Reproduce exactly the lines from the one that holds "What data populates" through the last line of the entries, both ends included, but not the pictures.

- - - - -

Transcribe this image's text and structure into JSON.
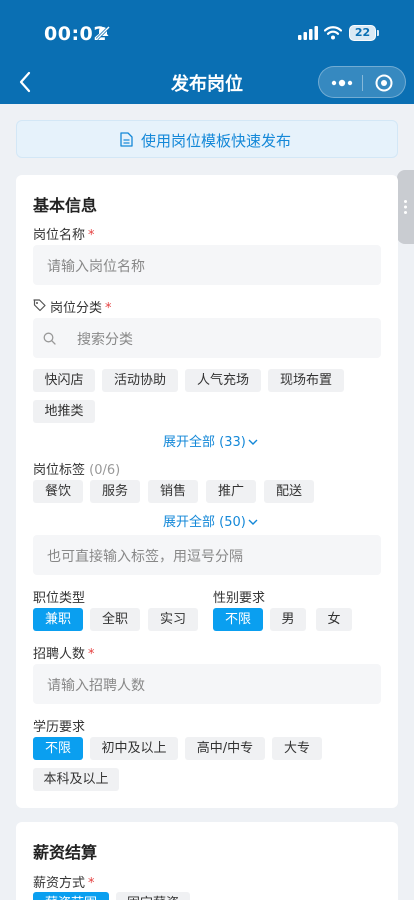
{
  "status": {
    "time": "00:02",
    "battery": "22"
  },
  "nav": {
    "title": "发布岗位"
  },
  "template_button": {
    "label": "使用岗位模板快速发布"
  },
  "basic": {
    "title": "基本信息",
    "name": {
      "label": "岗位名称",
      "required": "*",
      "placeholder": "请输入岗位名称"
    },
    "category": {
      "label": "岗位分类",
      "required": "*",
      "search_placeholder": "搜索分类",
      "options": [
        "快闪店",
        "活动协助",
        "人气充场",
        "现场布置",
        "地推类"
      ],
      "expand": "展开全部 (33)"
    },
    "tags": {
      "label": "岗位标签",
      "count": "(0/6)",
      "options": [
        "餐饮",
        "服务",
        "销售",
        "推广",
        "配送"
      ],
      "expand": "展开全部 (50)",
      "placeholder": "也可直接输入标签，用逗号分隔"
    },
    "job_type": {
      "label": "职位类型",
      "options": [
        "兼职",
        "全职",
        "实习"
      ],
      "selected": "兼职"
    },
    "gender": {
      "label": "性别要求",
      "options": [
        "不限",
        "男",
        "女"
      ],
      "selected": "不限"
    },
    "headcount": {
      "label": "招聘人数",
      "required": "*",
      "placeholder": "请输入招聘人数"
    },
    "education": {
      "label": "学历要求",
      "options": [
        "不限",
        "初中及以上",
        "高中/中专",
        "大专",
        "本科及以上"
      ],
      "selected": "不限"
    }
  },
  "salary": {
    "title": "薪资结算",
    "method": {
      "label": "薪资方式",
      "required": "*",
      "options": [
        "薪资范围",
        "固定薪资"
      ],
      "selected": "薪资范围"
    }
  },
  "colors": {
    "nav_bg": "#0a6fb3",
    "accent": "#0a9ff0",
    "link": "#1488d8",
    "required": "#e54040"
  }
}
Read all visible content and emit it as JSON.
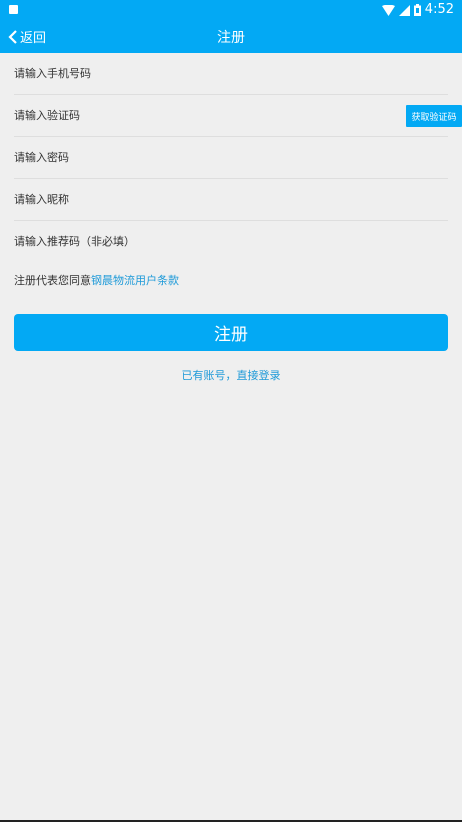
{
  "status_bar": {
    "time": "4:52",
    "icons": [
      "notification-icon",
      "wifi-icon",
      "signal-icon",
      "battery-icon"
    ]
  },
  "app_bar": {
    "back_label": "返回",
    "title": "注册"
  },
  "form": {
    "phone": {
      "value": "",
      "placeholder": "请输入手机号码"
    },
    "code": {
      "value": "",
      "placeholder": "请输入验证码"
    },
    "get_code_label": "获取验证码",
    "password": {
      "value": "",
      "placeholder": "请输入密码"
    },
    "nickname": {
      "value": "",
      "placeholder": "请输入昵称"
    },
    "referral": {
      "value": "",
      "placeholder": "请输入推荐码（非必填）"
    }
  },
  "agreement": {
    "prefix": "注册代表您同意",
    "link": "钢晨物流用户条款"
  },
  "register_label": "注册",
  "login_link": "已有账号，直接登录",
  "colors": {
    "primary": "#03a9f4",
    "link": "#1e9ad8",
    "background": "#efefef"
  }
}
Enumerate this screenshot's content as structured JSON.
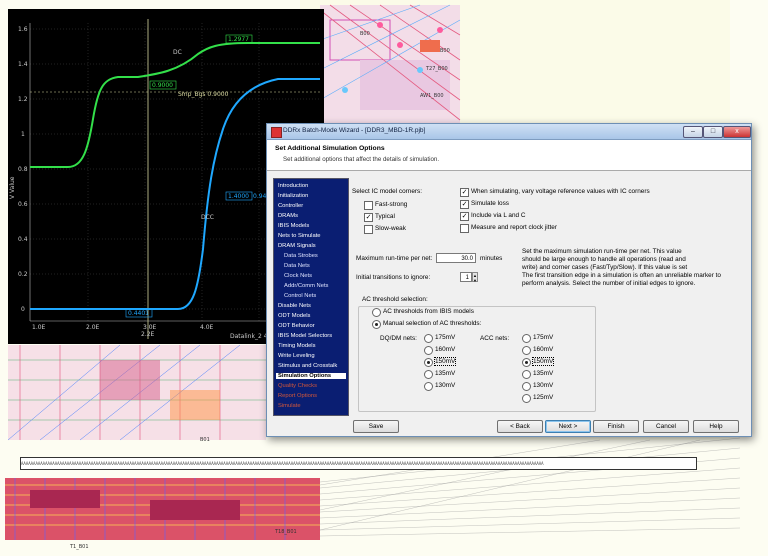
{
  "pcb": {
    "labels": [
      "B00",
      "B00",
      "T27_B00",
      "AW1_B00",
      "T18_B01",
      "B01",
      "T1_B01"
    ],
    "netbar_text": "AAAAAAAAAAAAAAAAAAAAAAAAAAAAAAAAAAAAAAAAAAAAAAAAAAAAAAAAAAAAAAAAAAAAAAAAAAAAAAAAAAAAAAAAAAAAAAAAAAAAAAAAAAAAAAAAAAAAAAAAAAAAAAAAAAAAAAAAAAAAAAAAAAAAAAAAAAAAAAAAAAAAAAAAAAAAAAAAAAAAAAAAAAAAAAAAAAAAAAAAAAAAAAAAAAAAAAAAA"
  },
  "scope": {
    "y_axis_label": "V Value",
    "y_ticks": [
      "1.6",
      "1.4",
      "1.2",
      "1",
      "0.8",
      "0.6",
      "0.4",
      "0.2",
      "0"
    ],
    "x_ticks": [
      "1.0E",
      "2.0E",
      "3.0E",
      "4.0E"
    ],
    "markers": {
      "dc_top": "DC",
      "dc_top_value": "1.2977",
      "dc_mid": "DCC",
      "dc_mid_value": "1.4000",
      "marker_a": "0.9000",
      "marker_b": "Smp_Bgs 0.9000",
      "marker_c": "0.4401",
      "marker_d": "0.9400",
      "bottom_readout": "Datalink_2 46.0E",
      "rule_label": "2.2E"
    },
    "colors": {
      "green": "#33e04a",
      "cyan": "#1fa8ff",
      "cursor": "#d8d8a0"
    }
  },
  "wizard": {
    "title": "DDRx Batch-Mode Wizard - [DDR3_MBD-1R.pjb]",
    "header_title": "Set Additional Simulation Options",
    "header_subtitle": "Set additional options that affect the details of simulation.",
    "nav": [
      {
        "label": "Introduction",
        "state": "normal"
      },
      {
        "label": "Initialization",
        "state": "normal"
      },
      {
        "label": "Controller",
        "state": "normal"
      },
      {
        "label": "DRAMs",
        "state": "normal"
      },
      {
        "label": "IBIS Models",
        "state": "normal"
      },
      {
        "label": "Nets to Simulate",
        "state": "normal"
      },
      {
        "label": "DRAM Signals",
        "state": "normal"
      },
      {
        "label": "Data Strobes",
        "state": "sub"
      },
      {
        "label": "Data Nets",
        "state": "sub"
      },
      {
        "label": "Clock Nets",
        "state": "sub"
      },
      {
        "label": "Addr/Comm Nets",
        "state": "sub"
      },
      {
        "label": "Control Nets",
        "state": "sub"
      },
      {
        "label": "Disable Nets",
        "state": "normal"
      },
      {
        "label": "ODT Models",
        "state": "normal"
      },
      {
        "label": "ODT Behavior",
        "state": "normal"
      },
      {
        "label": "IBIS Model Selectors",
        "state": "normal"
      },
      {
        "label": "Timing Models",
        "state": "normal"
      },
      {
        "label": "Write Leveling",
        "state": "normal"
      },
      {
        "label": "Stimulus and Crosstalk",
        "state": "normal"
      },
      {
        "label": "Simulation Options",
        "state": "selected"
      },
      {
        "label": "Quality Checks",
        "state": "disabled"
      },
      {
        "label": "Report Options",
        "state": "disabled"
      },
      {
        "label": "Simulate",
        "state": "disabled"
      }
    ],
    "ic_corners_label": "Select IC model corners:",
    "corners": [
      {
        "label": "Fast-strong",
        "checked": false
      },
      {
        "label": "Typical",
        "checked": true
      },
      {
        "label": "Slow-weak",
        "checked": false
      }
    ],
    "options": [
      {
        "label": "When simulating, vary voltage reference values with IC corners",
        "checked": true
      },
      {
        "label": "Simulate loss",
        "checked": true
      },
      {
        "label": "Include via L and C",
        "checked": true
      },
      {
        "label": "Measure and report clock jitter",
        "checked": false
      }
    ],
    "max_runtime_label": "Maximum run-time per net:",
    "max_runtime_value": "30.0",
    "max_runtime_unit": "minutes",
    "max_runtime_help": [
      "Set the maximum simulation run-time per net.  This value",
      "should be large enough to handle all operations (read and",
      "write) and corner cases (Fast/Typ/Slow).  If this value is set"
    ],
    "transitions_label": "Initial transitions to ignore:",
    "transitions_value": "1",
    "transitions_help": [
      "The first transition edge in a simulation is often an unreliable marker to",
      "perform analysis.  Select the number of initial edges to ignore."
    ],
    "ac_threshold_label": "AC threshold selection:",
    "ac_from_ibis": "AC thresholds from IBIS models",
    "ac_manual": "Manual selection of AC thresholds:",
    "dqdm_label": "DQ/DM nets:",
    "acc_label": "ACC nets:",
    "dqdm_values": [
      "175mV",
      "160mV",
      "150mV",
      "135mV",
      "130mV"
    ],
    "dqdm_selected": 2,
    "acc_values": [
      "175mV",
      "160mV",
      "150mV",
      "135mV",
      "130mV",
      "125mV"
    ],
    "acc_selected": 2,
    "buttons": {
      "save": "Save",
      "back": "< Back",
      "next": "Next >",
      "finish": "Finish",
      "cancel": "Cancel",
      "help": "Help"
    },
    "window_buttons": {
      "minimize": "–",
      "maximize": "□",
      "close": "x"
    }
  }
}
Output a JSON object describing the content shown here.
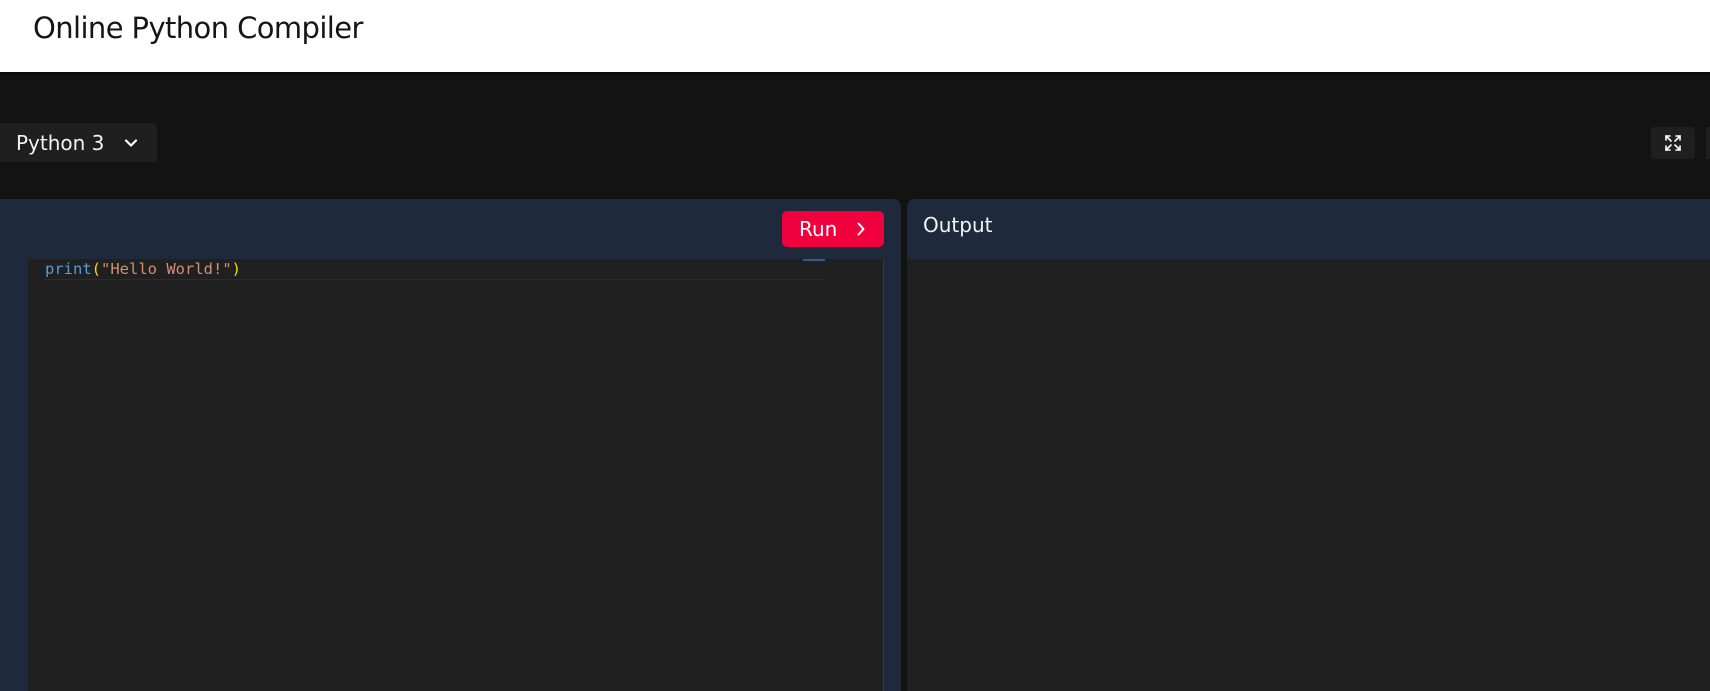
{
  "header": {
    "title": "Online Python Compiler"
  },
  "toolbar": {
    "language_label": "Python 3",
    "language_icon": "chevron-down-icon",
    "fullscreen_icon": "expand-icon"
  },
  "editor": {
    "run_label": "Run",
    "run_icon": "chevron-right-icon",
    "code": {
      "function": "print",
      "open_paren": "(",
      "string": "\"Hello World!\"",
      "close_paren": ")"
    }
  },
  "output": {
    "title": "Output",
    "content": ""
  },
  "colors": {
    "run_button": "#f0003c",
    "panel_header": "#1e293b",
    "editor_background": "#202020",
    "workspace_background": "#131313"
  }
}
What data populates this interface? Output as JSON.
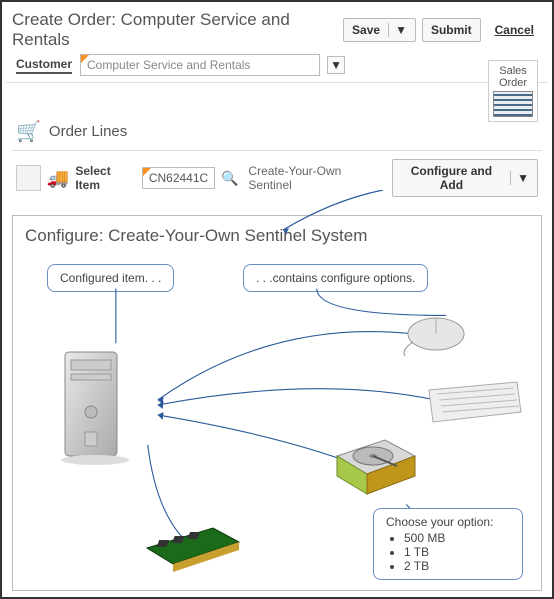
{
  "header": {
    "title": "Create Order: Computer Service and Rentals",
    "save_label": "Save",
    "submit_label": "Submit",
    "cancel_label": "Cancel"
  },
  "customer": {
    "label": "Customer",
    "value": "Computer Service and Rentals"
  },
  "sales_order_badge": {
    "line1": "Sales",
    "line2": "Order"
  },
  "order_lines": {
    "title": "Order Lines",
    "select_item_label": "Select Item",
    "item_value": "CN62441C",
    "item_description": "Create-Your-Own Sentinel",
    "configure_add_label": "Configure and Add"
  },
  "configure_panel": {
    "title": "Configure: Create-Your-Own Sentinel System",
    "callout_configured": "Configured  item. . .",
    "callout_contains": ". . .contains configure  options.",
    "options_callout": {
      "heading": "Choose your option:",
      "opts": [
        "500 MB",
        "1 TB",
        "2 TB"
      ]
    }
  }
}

- - - - -

Response to this exercise -
What data populates this interface? Output as JSON.
{
  "header": {
    "title": "Create Order: Computer Service and Rentals",
    "save_label": "Save",
    "submit_label": "Submit",
    "cancel_label": "Cancel"
  },
  "customer": {
    "label": "Customer",
    "value": "Computer Service and Rentals"
  },
  "sales_order_badge": {
    "line1": "Sales",
    "line2": "Order"
  },
  "order_lines": {
    "title": "Order Lines",
    "select_item_label": "Select Item",
    "item_value": "CN62441C",
    "item_description": "Create-Your-Own Sentinel",
    "configure_add_label": "Configure and Add"
  },
  "configure_panel": {
    "title": "Configure: Create-Your-Own Sentinel System",
    "callout_configured": "Configured  item. . .",
    "callout_contains": ". . .contains configure  options.",
    "options_callout": {
      "heading": "Choose your option:",
      "opts": [
        "500 MB",
        "1 TB",
        "2 TB"
      ]
    }
  }
}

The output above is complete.